## Requirement
The answer is one number: how many lines in the data below hold "Variation".

****

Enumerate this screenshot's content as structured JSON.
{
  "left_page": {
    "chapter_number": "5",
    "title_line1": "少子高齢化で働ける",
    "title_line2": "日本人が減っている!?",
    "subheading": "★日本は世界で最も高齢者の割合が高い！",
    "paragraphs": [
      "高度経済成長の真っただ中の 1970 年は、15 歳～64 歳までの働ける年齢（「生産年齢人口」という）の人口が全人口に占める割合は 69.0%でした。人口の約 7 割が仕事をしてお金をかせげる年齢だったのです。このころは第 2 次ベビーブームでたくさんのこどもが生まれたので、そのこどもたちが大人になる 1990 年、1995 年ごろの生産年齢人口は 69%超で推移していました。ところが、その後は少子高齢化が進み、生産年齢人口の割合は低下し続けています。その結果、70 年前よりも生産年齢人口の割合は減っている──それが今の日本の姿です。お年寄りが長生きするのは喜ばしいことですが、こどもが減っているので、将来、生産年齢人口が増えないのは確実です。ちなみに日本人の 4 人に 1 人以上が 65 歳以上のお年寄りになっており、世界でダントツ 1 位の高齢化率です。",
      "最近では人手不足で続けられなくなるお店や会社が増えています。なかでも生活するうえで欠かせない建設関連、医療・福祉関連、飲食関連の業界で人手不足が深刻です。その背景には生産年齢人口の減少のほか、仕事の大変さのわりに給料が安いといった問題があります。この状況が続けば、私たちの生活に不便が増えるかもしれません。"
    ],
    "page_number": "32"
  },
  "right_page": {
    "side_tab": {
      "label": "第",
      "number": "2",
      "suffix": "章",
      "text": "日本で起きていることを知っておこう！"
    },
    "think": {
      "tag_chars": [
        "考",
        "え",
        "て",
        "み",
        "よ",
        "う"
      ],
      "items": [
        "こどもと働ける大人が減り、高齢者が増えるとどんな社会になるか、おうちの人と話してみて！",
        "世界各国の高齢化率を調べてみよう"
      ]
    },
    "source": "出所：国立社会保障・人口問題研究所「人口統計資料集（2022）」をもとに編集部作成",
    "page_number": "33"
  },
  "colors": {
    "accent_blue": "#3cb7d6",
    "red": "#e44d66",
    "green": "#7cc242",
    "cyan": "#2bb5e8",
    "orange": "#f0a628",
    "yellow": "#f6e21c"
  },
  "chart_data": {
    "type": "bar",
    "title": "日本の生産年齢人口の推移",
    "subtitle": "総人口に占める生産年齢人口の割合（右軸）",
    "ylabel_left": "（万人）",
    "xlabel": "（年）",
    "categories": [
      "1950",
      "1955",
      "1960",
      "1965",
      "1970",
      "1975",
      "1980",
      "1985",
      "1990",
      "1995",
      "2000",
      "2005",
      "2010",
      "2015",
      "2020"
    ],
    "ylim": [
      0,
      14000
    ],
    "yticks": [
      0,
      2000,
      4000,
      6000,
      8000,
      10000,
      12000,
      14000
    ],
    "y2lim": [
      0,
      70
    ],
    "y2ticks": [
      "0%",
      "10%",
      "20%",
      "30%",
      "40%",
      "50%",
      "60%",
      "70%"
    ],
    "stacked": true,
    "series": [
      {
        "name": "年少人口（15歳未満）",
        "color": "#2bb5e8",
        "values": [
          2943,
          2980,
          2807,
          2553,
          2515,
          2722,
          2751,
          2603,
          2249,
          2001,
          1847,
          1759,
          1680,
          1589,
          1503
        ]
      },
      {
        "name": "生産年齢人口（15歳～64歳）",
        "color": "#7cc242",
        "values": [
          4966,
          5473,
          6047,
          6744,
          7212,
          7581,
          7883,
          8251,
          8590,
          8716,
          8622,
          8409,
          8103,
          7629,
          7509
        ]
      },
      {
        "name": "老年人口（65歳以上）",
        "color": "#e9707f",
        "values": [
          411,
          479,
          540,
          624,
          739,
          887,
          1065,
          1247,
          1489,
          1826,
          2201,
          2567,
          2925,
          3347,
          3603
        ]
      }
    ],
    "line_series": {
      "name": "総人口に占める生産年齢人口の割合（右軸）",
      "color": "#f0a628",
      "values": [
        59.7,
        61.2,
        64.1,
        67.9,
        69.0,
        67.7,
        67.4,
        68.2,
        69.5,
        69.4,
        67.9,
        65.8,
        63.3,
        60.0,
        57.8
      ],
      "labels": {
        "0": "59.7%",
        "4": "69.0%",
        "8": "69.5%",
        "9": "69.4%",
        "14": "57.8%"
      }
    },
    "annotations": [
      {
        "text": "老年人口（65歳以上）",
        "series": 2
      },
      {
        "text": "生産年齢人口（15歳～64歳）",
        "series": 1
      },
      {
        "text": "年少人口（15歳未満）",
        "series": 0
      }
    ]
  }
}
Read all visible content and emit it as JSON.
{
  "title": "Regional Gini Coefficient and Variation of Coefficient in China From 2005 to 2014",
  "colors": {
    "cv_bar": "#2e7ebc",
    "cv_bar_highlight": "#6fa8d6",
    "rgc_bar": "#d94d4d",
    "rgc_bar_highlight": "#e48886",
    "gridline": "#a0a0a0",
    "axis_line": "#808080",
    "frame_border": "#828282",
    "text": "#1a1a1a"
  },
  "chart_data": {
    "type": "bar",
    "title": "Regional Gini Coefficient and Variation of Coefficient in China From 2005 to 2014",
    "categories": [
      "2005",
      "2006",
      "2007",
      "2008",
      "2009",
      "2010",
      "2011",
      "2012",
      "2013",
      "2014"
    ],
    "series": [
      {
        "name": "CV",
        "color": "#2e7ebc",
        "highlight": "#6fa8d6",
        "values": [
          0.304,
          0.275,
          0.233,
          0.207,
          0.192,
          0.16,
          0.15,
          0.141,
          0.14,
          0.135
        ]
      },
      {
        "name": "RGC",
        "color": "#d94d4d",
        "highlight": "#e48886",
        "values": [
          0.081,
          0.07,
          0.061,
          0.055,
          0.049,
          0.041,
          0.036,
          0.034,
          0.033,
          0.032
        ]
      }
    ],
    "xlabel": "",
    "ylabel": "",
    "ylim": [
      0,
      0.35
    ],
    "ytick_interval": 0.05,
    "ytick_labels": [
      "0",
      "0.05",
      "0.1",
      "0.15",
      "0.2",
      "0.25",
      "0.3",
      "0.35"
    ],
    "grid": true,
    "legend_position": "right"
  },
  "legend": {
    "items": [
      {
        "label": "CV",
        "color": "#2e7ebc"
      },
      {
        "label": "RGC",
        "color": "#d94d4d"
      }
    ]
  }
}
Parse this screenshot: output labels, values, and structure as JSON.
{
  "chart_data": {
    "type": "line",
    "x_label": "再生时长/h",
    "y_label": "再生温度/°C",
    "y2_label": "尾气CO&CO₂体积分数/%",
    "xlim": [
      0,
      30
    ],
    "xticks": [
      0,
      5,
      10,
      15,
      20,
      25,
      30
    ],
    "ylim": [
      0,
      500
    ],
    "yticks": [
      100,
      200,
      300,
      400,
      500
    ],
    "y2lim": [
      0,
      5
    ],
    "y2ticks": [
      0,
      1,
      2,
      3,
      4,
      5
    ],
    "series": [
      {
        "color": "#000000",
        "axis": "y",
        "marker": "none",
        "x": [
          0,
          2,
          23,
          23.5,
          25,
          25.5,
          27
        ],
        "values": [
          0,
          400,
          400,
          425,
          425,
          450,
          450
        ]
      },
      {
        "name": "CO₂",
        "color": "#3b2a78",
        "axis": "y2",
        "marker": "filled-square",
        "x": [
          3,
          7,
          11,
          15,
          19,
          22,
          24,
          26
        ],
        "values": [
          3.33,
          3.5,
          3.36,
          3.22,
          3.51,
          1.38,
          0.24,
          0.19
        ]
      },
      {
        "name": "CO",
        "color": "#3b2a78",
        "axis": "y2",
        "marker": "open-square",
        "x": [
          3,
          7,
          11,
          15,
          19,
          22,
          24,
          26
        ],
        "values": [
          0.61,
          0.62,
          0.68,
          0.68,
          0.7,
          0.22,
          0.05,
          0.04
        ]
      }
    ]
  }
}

****

## Complete answer
2